[start]

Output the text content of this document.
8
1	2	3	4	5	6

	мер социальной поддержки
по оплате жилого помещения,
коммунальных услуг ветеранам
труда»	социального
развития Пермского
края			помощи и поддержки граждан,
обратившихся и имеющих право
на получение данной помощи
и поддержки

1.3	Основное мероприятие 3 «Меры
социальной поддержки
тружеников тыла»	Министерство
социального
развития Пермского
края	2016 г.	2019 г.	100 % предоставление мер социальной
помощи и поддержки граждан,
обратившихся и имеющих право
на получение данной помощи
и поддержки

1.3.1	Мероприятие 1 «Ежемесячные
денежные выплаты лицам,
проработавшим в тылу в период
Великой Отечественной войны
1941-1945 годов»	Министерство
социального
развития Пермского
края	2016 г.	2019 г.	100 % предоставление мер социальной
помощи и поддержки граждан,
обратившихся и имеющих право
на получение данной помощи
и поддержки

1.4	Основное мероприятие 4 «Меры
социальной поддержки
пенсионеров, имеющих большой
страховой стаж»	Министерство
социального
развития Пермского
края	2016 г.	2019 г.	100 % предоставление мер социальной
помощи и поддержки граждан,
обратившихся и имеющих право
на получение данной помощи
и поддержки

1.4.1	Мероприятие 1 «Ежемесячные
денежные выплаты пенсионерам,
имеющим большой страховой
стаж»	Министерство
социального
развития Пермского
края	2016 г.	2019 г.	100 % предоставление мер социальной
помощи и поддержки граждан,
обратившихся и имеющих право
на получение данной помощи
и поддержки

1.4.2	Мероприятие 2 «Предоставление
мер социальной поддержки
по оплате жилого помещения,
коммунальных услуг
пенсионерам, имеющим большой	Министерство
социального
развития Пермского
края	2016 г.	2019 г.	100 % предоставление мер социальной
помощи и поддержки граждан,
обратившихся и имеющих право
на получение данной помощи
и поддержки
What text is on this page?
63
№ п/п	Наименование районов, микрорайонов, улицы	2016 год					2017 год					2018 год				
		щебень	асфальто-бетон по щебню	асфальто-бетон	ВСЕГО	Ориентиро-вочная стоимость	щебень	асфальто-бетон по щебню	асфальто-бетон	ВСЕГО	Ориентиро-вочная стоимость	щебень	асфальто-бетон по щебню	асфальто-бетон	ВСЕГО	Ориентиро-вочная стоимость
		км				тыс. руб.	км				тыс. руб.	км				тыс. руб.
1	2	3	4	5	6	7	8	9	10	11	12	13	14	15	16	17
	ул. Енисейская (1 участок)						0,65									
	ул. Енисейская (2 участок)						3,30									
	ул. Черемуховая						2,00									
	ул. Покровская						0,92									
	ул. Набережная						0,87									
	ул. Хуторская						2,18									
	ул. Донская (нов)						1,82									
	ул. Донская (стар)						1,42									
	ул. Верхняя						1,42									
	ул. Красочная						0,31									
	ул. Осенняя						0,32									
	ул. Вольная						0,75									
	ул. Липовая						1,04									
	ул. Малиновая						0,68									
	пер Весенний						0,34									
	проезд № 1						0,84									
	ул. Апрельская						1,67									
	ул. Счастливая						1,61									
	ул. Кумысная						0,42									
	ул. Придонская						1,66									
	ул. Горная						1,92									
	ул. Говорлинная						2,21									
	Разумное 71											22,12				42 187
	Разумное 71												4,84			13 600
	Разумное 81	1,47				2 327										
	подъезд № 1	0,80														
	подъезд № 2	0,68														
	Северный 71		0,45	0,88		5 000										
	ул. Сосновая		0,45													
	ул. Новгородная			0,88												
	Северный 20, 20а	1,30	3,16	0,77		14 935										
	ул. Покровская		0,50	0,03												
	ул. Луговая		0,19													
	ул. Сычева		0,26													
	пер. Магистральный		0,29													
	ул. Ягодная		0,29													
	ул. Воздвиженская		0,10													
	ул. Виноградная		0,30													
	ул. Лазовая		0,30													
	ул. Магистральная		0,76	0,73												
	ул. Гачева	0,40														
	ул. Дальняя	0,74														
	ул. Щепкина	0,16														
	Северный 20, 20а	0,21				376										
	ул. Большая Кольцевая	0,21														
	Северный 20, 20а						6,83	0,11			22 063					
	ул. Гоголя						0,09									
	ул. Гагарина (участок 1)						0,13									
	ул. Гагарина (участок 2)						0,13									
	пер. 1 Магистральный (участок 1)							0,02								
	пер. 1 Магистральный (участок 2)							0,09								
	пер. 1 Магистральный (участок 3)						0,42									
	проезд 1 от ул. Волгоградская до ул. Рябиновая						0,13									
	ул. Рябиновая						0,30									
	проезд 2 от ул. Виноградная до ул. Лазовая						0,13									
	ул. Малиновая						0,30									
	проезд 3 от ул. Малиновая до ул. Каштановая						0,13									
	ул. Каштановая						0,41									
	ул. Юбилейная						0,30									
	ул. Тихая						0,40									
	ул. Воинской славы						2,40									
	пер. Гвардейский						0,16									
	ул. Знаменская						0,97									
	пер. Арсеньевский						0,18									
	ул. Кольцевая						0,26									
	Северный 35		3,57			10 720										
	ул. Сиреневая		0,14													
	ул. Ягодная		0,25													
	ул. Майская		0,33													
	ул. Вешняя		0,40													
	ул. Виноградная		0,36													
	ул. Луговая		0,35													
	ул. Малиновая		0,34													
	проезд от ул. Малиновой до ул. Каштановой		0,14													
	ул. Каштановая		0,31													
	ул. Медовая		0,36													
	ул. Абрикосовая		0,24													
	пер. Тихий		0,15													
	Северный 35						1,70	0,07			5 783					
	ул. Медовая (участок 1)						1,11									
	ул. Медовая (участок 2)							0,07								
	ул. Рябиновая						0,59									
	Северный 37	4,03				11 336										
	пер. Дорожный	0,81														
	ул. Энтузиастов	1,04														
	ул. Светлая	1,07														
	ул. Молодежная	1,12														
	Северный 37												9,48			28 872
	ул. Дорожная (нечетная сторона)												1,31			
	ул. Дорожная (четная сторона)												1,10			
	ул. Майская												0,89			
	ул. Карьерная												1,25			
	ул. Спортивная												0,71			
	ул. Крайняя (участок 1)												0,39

[end]

- [Exercise brief]: Find how many lines of the entries contain "Енисейская". Respond with the number only.

- [Task solution]: 2